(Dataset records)
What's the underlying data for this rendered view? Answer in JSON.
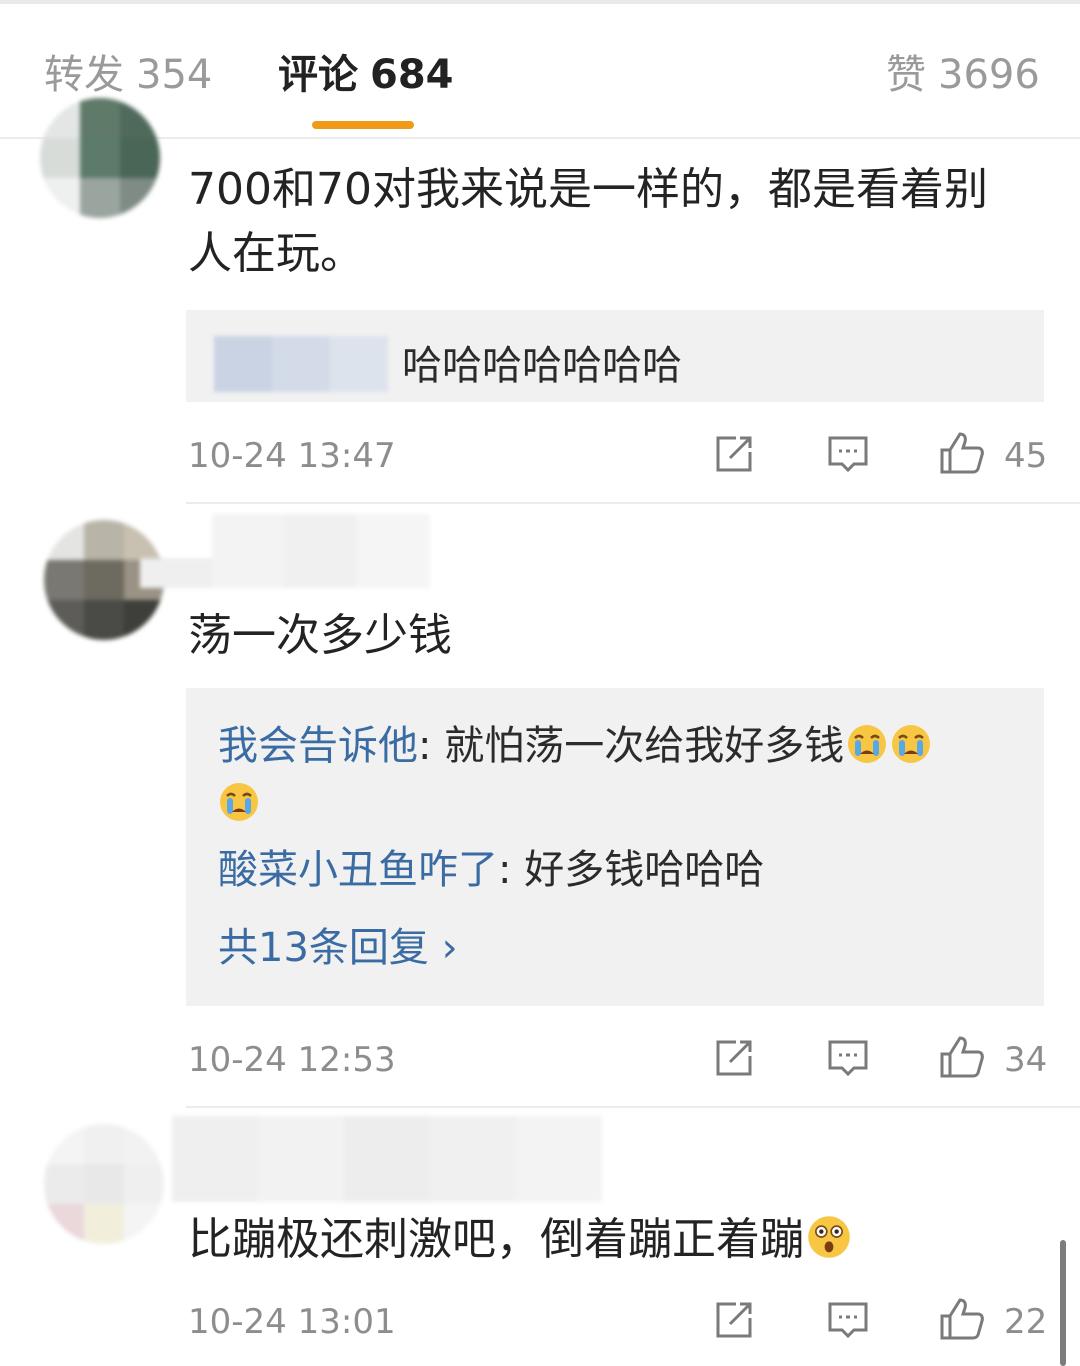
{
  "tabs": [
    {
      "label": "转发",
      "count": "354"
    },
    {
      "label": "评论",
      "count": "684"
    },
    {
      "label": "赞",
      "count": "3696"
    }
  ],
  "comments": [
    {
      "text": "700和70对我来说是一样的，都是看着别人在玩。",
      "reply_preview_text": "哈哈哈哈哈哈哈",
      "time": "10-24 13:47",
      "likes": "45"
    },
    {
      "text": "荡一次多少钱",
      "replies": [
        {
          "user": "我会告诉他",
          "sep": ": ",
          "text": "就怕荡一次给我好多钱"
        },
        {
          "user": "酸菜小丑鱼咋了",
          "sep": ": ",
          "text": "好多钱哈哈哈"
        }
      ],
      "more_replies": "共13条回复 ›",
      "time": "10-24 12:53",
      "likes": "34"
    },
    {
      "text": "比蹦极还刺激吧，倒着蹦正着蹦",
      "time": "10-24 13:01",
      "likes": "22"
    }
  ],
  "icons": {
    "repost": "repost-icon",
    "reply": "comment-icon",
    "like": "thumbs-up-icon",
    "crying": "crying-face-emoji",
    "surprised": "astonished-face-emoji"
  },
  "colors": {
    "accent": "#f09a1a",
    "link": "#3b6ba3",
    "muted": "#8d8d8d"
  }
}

• _Directive_:
All of the lines above should be retyped precisely, apart from the pictures.

• _Answer to this task_:
What's the underlying data for this rendered view? Answer in JSON.
{
  "tabs": [
    {
      "label": "转发",
      "count": "354"
    },
    {
      "label": "评论",
      "count": "684"
    },
    {
      "label": "赞",
      "count": "3696"
    }
  ],
  "comments": [
    {
      "text": "700和70对我来说是一样的，都是看着别人在玩。",
      "reply_preview_text": "哈哈哈哈哈哈哈",
      "time": "10-24 13:47",
      "likes": "45"
    },
    {
      "text": "荡一次多少钱",
      "replies": [
        {
          "user": "我会告诉他",
          "sep": ": ",
          "text": "就怕荡一次给我好多钱"
        },
        {
          "user": "酸菜小丑鱼咋了",
          "sep": ": ",
          "text": "好多钱哈哈哈"
        }
      ],
      "more_replies": "共13条回复 ›",
      "time": "10-24 12:53",
      "likes": "34"
    },
    {
      "text": "比蹦极还刺激吧，倒着蹦正着蹦",
      "time": "10-24 13:01",
      "likes": "22"
    }
  ],
  "icons": {
    "repost": "repost-icon",
    "reply": "comment-icon",
    "like": "thumbs-up-icon",
    "crying": "crying-face-emoji",
    "surprised": "astonished-face-emoji"
  },
  "colors": {
    "accent": "#f09a1a",
    "link": "#3b6ba3",
    "muted": "#8d8d8d"
  }
}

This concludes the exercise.